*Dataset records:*
================
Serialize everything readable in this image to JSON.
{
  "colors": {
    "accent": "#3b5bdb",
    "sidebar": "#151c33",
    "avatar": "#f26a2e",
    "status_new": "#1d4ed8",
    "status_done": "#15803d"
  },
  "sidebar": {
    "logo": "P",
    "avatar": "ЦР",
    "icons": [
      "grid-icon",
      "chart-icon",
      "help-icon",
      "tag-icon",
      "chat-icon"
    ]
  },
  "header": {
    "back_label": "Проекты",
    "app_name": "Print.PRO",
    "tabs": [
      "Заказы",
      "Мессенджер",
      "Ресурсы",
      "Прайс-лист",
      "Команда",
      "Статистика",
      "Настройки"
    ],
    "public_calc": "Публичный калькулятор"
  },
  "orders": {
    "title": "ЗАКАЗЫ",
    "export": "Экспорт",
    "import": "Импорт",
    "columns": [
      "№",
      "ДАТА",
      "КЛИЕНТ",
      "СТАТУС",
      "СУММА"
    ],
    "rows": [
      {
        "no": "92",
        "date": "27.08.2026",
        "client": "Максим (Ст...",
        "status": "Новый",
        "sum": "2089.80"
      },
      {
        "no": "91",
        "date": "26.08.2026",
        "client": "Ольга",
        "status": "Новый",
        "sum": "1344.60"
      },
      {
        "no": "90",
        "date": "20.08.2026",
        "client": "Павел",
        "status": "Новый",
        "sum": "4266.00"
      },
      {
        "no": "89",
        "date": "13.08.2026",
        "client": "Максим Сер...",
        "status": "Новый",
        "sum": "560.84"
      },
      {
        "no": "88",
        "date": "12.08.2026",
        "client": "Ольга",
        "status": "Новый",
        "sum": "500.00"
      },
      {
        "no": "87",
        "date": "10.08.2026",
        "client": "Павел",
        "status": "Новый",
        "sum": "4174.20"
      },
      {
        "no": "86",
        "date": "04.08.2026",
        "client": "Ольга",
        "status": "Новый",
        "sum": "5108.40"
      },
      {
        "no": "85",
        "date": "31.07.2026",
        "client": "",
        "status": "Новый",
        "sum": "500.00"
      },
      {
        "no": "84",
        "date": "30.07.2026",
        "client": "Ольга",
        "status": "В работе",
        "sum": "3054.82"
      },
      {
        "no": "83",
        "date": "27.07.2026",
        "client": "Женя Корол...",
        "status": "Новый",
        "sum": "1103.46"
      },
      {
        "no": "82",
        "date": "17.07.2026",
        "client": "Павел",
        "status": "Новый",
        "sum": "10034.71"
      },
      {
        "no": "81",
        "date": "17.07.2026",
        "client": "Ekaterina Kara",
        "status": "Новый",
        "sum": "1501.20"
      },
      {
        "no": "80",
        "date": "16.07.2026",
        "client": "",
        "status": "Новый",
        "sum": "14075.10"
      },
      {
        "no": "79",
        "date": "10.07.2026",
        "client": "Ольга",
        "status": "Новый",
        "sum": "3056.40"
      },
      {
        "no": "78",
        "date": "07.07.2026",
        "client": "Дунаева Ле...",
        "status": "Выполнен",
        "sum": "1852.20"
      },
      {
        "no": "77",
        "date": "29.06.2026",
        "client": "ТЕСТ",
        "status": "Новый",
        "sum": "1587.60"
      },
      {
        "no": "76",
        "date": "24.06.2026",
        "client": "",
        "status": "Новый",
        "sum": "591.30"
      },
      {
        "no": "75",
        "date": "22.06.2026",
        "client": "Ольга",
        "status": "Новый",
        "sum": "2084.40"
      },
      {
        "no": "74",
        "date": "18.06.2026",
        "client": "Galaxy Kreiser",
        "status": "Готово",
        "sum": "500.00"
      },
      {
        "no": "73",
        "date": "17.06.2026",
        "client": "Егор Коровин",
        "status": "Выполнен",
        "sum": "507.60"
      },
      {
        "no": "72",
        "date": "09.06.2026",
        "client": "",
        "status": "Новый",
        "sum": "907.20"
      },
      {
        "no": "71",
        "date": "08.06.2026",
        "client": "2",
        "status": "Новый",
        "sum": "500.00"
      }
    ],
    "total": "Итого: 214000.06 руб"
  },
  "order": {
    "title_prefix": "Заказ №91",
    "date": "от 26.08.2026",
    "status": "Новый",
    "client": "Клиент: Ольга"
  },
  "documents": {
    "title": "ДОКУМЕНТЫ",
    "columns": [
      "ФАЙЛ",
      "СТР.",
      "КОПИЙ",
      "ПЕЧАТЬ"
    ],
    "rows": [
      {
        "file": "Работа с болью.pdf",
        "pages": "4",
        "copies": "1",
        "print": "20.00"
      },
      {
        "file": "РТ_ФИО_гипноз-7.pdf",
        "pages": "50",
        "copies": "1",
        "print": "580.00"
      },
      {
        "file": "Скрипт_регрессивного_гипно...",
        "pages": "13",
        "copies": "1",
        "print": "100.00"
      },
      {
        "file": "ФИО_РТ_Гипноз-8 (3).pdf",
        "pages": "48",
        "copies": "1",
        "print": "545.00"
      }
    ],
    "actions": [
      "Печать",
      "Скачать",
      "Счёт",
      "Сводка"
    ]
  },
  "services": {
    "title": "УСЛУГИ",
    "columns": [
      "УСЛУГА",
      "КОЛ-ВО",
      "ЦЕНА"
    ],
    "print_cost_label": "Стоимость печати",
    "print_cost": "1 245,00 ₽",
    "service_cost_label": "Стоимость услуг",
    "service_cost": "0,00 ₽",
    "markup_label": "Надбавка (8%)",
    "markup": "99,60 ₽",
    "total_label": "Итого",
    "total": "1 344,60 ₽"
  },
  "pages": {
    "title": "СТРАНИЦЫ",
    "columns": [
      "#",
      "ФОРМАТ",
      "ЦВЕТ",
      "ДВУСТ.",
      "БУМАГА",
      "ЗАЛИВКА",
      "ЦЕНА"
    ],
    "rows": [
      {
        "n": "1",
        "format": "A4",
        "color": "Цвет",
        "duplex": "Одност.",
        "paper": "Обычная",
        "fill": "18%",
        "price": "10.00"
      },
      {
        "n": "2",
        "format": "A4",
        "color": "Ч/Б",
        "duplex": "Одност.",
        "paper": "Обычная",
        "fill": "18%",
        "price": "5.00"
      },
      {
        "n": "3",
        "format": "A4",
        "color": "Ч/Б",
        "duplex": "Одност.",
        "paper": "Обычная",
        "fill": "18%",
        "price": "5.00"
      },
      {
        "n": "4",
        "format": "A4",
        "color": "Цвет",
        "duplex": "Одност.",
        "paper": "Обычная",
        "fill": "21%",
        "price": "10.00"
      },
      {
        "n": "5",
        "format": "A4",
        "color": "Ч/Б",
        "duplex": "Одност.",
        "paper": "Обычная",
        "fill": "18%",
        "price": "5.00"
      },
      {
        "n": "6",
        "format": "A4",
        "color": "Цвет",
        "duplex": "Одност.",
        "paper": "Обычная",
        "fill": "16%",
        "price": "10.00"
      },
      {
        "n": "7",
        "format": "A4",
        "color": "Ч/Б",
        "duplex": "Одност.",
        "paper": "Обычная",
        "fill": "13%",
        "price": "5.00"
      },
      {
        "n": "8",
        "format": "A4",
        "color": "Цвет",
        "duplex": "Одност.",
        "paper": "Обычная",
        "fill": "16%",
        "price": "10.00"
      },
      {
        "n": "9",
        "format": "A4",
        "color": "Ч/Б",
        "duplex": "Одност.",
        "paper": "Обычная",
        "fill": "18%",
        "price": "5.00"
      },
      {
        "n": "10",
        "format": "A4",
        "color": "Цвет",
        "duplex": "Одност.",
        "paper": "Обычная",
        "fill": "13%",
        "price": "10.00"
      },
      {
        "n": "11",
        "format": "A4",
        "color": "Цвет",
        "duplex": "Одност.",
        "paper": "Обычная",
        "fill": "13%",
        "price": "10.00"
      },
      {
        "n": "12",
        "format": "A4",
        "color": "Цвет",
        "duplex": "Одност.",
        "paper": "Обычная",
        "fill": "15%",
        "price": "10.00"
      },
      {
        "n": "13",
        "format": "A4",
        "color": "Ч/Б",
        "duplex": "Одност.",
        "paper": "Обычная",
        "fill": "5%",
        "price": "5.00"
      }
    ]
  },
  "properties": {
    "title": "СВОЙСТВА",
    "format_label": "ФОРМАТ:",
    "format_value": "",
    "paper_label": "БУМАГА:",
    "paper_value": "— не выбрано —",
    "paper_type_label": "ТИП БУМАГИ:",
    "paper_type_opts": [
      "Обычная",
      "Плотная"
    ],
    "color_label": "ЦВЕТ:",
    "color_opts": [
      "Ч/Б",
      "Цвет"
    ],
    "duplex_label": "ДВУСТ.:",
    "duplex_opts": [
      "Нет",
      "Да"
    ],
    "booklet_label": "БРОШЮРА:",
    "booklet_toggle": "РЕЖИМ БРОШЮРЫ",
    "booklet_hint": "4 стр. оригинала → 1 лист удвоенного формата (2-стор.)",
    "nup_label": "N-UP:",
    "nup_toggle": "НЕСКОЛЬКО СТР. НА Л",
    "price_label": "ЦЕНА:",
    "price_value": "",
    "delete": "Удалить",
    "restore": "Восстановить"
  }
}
================
*Work to complete:* Determine how many of the lines above hold the word "лист", and output that number by itself.

*Reply:* 2